** Start **

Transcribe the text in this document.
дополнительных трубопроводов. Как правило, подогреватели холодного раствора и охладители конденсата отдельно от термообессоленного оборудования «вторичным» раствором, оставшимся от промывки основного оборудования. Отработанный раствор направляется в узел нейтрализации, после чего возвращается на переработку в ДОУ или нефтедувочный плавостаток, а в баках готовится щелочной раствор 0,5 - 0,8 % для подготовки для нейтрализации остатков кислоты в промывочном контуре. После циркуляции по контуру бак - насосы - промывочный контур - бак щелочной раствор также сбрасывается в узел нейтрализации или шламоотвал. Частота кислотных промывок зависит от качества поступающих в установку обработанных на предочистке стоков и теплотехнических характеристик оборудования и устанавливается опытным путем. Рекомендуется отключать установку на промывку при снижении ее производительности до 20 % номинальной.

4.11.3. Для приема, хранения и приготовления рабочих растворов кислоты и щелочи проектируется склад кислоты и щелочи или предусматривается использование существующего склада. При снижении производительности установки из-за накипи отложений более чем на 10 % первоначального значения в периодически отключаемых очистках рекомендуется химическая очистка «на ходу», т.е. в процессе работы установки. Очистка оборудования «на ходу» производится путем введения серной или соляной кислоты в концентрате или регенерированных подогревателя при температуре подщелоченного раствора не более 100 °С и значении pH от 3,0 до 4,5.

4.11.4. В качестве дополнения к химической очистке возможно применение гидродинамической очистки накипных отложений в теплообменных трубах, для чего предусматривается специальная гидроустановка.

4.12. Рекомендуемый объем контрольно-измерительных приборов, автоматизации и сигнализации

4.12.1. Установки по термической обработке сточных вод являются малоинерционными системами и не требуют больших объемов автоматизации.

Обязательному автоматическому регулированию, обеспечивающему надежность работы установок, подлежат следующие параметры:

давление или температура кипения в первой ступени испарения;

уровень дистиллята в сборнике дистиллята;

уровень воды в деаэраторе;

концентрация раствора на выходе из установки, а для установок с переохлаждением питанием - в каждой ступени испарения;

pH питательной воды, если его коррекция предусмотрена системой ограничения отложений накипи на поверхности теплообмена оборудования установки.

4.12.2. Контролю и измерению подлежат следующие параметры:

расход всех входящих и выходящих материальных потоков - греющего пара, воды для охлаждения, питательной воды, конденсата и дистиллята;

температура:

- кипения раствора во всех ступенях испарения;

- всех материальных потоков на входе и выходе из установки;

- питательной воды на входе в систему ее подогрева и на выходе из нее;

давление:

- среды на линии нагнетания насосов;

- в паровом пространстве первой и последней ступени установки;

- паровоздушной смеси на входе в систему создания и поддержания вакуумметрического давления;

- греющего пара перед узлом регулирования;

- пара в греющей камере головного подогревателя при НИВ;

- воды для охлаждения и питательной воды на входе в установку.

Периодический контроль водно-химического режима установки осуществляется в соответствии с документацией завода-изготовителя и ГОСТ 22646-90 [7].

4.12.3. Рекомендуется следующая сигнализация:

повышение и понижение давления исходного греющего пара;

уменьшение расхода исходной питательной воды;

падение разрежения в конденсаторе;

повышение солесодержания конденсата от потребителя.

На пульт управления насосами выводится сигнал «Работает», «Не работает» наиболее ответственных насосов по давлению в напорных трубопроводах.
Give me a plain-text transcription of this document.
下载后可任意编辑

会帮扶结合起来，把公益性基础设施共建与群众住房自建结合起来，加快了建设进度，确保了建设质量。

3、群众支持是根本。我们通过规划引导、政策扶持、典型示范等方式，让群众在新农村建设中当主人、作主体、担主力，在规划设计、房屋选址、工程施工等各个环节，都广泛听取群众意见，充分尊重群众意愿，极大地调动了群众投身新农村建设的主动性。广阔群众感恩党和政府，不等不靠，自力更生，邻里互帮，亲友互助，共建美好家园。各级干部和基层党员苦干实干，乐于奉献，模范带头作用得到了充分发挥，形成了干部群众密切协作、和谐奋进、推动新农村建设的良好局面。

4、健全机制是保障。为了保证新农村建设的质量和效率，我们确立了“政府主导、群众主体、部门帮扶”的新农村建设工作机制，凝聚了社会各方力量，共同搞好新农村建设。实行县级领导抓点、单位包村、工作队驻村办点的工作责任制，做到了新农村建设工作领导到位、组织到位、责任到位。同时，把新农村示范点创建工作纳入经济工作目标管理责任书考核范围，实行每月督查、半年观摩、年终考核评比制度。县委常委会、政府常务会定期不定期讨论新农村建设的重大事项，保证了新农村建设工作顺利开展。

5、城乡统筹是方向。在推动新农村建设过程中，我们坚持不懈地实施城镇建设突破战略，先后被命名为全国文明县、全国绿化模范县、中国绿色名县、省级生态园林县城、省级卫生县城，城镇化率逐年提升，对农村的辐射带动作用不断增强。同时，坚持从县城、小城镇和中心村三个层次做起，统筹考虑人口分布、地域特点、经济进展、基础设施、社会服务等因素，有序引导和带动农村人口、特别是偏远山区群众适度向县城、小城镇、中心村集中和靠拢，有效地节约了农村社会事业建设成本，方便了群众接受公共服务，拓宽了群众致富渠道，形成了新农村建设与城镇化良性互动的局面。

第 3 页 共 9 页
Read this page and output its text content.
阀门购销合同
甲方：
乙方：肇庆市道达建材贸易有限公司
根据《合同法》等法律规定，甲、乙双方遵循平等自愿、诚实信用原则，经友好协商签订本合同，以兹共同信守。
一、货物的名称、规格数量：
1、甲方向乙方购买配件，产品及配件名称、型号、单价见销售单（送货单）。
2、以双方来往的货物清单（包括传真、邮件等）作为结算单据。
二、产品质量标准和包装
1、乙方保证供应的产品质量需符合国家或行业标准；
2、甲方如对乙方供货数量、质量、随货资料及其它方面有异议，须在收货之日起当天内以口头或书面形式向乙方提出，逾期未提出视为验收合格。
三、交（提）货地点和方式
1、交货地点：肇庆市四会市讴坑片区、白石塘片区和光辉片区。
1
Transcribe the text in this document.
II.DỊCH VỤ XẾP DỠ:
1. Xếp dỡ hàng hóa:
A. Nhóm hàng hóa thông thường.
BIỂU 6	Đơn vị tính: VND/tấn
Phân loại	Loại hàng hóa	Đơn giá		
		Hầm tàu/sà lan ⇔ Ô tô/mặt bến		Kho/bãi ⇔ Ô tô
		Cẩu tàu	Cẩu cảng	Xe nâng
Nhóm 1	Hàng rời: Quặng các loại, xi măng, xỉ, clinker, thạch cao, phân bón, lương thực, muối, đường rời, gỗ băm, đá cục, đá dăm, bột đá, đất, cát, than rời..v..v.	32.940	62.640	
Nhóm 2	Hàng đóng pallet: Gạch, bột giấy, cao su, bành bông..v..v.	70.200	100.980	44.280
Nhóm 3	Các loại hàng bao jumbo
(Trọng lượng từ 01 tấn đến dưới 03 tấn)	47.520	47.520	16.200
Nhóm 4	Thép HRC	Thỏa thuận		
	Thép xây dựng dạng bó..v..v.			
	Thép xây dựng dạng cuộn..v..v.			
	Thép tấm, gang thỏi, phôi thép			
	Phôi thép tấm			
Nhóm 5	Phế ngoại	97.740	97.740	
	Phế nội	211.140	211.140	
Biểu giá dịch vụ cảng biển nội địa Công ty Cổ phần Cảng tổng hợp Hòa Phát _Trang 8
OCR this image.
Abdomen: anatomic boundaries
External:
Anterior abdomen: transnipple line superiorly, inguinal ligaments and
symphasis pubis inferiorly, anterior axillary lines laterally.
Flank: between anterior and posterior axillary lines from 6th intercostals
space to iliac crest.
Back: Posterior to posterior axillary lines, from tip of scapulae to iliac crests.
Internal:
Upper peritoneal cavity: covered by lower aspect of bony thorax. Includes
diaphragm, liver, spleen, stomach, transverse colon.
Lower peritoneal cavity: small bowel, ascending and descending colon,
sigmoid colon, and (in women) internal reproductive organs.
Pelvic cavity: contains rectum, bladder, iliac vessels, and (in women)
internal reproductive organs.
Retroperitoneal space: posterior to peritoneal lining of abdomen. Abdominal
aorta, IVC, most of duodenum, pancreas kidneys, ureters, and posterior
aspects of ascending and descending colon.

** End **

PROMPT >>
Read the data above. Pull out each line in which the string "насосов" appears.

THE RESPONSE >>
- среды на линии нагнетания насосов;
На пульт управления насосами выводится сигнал «Работает», «Не работает» наиболее ответственных насосов по давлению в напорных трубопроводах.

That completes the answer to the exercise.